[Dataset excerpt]
────

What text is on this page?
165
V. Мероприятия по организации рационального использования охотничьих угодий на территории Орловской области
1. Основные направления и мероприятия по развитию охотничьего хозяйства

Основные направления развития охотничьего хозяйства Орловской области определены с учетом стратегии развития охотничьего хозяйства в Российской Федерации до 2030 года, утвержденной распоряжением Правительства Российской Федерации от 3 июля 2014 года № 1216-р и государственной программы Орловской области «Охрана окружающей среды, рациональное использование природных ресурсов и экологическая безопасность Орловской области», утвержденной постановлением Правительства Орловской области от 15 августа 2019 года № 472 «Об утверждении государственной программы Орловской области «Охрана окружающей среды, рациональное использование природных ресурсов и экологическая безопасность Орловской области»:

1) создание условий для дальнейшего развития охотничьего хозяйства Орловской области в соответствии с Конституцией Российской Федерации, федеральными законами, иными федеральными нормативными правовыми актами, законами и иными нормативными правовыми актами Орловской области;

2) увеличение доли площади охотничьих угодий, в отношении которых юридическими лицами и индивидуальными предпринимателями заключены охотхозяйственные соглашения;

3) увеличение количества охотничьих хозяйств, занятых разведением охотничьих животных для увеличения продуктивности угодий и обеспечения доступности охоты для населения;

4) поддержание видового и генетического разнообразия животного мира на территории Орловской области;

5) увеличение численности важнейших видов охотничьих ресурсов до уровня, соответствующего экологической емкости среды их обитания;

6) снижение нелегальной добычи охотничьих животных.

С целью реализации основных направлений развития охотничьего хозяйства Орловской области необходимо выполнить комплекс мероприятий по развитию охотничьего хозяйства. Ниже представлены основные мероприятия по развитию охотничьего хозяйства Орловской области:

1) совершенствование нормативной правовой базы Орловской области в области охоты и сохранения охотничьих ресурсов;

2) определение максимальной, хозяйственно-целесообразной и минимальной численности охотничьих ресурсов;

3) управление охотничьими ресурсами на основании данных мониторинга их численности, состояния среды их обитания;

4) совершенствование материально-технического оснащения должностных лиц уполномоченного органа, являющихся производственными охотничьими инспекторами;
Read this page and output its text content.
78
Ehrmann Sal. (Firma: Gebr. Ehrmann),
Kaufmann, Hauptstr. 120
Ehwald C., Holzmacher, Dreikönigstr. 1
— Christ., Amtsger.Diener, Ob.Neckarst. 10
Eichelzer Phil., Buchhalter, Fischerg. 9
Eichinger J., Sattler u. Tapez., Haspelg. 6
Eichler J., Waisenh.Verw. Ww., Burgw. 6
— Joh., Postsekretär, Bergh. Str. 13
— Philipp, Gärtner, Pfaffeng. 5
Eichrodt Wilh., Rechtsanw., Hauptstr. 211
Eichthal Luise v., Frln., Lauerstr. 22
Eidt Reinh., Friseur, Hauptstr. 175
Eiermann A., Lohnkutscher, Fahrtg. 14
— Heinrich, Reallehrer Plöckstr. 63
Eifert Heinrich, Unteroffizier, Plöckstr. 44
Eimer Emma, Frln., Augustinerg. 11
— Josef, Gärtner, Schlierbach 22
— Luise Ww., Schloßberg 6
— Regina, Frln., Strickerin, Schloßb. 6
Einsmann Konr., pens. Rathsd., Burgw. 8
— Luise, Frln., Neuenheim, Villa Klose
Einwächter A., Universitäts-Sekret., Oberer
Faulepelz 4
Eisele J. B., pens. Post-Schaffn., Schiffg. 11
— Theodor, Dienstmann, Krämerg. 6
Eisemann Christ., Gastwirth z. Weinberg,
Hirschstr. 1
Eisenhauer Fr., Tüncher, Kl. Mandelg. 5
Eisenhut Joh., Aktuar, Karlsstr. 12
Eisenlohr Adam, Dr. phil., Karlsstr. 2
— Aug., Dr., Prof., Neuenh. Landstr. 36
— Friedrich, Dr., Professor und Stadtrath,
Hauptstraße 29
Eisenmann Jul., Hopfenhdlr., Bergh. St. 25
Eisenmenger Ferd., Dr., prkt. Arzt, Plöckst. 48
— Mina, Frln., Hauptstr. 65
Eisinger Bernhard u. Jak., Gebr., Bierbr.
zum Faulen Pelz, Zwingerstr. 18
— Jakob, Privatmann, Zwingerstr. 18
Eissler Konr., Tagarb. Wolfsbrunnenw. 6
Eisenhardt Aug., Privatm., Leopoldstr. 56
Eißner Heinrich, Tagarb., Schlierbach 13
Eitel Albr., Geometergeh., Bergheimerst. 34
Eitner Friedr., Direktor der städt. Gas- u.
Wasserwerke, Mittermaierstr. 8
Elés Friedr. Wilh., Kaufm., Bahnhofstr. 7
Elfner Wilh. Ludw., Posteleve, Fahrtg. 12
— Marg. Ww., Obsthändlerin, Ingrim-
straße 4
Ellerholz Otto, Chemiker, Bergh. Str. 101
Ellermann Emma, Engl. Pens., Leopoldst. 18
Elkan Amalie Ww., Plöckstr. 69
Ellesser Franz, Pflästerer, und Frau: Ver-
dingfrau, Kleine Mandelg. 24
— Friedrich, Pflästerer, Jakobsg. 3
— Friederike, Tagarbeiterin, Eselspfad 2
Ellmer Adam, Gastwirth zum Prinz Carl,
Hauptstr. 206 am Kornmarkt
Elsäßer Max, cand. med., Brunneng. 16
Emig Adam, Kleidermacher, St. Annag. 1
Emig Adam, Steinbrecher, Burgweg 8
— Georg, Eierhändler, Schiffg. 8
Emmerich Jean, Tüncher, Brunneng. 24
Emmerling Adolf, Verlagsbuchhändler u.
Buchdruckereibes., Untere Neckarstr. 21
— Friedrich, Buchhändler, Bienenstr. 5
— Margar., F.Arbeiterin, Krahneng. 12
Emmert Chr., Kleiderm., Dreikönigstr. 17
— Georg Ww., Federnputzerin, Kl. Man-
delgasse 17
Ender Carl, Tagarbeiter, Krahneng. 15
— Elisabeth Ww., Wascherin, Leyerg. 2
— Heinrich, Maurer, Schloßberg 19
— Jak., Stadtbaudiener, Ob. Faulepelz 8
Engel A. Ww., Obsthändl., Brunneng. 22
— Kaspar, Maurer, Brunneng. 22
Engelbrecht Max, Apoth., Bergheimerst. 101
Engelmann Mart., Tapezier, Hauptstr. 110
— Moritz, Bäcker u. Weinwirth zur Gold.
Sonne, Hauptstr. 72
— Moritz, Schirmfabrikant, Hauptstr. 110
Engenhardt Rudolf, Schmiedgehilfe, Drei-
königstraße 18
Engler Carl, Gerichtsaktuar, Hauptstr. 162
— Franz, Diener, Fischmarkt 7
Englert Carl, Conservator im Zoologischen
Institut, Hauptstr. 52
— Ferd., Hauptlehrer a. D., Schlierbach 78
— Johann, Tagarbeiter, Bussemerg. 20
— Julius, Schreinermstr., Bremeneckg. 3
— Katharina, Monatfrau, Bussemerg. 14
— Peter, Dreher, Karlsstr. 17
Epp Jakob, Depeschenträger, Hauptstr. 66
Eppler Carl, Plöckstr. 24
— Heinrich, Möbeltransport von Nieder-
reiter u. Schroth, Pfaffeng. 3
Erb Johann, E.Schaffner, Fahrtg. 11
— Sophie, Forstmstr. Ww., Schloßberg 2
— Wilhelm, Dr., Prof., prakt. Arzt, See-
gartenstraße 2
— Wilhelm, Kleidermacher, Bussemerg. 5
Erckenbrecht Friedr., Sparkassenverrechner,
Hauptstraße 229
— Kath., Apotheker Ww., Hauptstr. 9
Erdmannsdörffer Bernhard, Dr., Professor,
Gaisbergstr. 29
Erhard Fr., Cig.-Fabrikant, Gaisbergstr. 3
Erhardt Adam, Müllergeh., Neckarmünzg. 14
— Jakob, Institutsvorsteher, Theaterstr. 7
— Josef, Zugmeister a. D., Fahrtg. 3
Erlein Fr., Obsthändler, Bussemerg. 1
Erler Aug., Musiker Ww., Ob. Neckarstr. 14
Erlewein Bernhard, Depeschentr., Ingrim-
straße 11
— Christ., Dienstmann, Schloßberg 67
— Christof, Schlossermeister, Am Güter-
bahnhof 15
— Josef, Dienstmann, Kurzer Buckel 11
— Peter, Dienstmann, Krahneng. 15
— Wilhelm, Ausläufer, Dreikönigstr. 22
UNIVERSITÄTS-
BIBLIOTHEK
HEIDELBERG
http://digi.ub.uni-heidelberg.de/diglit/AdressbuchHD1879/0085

────

[Aim of the task]
Look through the entries and return every line where "Neckarstr" appears.

[Exercise output]
Buchdruckereibes., Untere Neckarstr. 21
Erler Aug., Musiker Ww., Ob. Neckarstr. 14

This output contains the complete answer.